## Begin MATERIAL FOR THIS EXERCISE

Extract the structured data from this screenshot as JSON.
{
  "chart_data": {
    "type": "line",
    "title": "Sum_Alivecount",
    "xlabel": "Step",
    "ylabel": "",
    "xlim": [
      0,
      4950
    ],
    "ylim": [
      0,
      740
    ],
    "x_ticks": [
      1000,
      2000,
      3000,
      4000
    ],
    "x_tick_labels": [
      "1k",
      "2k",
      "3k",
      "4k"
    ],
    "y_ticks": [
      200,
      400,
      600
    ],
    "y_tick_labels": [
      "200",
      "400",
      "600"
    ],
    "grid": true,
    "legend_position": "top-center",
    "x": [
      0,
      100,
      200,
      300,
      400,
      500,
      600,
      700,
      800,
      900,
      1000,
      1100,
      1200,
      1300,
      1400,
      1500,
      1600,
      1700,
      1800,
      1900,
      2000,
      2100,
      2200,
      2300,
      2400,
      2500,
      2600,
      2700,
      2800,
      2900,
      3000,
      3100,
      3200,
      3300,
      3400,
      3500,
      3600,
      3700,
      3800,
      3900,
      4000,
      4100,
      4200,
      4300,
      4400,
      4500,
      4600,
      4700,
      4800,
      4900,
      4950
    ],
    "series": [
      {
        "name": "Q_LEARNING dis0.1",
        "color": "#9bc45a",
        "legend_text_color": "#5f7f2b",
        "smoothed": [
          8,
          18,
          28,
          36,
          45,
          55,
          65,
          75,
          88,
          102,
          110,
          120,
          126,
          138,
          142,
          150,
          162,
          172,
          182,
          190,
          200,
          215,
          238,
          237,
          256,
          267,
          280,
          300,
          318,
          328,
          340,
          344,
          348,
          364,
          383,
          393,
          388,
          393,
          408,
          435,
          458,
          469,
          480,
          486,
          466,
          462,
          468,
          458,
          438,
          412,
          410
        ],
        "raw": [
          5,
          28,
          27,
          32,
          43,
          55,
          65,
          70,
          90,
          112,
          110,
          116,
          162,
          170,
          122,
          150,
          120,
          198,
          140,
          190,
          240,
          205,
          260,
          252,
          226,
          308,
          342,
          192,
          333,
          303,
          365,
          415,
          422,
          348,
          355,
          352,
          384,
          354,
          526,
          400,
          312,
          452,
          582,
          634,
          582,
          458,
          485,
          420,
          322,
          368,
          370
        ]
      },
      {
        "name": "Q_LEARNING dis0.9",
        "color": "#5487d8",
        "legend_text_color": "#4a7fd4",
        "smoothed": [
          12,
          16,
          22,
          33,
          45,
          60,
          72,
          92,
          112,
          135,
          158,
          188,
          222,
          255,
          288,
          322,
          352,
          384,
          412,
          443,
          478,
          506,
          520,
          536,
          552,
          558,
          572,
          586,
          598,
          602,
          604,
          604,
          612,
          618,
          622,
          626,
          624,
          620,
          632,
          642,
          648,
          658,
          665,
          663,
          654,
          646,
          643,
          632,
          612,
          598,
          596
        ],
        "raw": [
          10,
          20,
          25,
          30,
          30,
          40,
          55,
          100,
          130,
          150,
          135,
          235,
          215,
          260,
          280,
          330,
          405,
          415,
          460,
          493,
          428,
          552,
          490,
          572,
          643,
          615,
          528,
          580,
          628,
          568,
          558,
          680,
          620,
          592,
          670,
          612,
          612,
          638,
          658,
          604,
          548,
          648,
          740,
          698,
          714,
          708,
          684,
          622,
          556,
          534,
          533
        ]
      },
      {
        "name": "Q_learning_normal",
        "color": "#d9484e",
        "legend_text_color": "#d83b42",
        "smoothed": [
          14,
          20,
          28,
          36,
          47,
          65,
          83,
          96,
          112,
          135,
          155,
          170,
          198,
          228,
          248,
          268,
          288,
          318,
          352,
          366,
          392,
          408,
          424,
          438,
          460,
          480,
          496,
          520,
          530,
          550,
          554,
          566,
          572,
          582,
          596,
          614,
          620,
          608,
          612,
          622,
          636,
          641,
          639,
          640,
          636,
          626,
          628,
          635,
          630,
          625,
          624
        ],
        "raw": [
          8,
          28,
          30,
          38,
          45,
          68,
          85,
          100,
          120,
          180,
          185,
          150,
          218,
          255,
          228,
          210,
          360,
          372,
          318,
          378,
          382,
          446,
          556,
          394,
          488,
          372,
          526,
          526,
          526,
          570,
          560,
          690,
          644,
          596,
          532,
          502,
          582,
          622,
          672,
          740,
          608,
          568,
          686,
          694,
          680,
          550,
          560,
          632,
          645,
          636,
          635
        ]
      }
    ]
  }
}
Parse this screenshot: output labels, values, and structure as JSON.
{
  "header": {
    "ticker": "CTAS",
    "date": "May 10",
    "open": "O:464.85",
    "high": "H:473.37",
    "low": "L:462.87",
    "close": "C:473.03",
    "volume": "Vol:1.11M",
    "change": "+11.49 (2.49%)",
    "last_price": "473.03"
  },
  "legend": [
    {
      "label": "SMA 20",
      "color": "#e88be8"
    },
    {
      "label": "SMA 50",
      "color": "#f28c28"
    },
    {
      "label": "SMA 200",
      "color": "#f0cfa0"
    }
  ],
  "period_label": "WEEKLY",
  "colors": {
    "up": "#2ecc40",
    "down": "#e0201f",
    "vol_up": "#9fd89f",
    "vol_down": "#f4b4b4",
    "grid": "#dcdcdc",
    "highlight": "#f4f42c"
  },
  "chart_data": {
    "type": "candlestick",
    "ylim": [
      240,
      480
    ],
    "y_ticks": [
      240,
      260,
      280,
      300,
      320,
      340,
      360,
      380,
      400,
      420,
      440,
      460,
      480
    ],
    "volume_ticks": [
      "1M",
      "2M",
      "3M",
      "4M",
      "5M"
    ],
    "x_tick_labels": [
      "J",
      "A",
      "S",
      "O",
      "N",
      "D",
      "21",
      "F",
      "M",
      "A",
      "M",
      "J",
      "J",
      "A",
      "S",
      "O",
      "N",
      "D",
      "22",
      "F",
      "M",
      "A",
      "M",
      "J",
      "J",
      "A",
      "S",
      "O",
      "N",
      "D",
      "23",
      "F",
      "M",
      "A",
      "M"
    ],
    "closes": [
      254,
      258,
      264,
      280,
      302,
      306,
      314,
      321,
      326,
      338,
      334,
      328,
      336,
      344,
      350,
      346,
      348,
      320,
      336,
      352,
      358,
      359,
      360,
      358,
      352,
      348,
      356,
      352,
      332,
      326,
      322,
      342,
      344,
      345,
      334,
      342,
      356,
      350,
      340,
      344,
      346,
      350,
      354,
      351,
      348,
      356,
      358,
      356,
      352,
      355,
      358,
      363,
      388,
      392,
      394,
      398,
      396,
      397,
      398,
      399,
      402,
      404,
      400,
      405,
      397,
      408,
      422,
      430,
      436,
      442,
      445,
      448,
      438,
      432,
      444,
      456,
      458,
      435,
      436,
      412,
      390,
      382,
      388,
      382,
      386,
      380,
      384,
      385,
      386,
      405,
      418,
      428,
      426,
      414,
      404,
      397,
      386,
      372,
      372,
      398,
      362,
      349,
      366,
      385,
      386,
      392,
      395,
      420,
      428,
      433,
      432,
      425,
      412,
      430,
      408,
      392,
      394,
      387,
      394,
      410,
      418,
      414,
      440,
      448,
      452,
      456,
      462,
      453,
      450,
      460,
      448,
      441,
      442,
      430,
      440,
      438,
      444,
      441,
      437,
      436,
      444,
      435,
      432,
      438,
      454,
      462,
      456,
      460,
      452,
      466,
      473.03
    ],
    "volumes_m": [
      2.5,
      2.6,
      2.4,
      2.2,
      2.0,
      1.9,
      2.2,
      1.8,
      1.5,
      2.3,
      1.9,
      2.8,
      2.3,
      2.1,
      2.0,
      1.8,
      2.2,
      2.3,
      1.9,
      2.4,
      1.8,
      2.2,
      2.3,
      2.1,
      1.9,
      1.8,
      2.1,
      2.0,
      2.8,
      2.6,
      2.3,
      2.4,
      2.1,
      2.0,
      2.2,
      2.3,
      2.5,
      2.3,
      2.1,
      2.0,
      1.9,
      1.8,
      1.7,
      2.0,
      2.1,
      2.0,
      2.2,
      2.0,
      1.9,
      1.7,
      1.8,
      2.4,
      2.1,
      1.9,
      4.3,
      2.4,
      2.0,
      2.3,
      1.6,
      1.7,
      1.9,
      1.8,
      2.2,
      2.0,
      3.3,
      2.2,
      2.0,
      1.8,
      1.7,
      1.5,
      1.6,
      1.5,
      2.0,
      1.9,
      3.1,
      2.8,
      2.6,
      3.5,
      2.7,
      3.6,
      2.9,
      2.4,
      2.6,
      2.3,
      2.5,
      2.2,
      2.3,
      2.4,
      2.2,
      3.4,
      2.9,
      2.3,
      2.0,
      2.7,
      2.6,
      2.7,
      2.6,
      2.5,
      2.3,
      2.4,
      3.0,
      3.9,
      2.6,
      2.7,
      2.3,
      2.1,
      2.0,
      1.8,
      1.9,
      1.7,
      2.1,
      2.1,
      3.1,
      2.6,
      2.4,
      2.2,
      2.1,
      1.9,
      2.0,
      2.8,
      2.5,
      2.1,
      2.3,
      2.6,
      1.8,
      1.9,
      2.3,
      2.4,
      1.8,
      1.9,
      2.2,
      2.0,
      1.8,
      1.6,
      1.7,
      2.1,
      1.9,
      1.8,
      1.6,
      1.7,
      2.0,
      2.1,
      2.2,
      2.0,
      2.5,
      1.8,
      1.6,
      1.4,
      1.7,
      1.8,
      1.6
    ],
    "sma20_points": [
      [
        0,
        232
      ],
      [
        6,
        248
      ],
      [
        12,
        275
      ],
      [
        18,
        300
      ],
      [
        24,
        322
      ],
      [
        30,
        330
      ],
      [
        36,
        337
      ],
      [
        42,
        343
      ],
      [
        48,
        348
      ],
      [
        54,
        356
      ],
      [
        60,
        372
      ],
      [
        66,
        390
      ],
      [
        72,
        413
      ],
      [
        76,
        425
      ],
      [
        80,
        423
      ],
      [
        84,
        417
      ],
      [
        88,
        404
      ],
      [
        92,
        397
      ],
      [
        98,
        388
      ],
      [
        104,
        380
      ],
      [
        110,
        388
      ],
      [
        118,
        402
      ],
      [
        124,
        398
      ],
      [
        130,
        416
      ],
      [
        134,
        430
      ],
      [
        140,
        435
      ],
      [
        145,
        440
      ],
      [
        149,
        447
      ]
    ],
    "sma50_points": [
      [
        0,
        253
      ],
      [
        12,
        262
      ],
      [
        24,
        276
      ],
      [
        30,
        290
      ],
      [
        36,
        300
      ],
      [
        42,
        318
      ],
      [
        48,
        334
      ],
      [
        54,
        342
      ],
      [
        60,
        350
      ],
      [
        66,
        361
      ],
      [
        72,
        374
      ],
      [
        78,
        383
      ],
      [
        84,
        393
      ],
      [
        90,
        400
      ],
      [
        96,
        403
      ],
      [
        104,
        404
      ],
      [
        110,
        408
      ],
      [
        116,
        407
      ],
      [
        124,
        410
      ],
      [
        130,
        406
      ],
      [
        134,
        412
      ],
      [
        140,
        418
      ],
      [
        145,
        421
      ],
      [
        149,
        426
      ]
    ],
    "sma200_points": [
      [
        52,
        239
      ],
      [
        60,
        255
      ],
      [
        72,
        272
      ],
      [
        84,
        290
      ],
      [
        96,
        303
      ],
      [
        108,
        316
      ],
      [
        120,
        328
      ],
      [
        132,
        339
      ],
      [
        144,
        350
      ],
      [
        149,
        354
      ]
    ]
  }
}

## End MATERIAL FOR THIS EXERCISE

■ **WRITTEN EXERCISE**
Identify the lines above with the word "screenshot". Copy them.

■ **ANSWER BELOW**
Extract the structured data from this screenshot as JSON.
Parse this screenshot: output labels, values, and structure as JSON.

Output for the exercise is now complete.